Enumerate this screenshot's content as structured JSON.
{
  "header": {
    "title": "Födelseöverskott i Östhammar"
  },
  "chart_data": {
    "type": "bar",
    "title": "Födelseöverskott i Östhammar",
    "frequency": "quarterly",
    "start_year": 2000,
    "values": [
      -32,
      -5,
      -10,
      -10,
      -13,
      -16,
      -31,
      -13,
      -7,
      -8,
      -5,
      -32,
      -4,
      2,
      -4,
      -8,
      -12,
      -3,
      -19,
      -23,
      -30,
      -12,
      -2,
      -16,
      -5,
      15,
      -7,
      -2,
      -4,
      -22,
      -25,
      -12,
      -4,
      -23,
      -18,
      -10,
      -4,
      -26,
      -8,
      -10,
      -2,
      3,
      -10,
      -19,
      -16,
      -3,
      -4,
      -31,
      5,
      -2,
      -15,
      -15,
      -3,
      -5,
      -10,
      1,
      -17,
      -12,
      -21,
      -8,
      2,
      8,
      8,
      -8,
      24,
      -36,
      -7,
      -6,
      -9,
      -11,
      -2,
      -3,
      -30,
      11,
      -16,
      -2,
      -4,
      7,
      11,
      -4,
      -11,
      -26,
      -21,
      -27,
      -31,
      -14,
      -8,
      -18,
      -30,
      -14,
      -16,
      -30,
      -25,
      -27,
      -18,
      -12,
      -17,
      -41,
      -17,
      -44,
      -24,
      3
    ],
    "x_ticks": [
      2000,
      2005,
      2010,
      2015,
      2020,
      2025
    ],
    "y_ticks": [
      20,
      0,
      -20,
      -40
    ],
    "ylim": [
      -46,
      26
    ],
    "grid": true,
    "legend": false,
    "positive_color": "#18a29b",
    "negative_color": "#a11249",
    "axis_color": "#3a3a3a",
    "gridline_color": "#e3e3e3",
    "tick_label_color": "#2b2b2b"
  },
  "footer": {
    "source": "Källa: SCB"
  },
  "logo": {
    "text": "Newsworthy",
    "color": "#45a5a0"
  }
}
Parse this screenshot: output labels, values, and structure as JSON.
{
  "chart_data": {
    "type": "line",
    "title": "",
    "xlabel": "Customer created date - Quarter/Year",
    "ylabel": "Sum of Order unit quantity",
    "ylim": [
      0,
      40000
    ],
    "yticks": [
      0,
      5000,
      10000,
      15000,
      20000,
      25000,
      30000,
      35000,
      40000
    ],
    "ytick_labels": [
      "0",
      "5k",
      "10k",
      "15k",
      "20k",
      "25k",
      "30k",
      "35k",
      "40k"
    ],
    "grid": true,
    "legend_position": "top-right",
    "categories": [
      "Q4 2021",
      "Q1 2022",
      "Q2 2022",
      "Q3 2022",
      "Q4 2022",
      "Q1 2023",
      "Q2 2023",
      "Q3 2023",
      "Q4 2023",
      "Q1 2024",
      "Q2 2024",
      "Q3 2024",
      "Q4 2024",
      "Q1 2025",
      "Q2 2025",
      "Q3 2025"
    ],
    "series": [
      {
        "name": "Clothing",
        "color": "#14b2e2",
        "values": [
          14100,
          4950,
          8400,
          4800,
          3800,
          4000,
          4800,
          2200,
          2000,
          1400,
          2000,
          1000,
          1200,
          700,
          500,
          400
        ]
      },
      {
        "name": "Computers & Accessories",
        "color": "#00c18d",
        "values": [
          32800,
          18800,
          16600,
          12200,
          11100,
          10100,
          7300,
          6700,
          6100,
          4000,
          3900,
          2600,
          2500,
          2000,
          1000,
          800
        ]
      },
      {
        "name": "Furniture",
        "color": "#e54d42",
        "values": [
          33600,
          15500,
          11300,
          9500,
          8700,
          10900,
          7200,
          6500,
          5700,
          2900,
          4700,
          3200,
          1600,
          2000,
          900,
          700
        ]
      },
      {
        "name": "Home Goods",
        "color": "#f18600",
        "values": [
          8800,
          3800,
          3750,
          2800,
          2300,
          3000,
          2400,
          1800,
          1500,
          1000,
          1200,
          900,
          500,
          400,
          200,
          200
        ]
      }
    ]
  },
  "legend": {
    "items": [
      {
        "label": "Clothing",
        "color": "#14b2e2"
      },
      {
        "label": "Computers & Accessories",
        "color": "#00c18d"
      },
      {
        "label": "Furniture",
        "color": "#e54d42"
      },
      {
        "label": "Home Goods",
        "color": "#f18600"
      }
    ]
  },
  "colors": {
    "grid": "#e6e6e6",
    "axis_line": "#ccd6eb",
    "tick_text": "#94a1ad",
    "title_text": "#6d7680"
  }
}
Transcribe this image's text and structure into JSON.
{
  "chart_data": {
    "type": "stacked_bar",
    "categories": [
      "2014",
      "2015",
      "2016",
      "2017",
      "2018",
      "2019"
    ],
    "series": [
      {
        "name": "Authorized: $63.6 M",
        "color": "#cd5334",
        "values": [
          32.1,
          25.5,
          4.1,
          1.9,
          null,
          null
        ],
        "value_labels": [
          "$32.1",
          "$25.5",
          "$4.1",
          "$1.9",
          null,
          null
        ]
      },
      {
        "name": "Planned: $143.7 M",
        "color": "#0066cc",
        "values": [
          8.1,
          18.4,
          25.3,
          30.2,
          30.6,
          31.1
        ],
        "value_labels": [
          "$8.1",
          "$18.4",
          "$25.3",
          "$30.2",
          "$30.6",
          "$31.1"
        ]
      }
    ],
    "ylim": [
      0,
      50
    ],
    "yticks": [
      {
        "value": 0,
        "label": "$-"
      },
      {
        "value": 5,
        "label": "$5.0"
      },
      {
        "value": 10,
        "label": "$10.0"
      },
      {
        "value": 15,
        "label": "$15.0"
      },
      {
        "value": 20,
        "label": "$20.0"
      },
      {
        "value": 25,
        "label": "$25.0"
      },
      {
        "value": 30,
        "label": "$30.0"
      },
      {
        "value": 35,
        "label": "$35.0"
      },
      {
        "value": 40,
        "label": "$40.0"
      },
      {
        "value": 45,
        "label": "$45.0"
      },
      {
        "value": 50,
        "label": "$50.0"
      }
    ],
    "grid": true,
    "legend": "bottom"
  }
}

-*-

Each line above that holds the string "this" should be copied and shown.

# WRITTEN SOLUTION
Enumerate this screenshot's content as structured JSON.
Parse this screenshot: output labels, values, and structure as JSON.
Transcribe this image's text and structure into JSON.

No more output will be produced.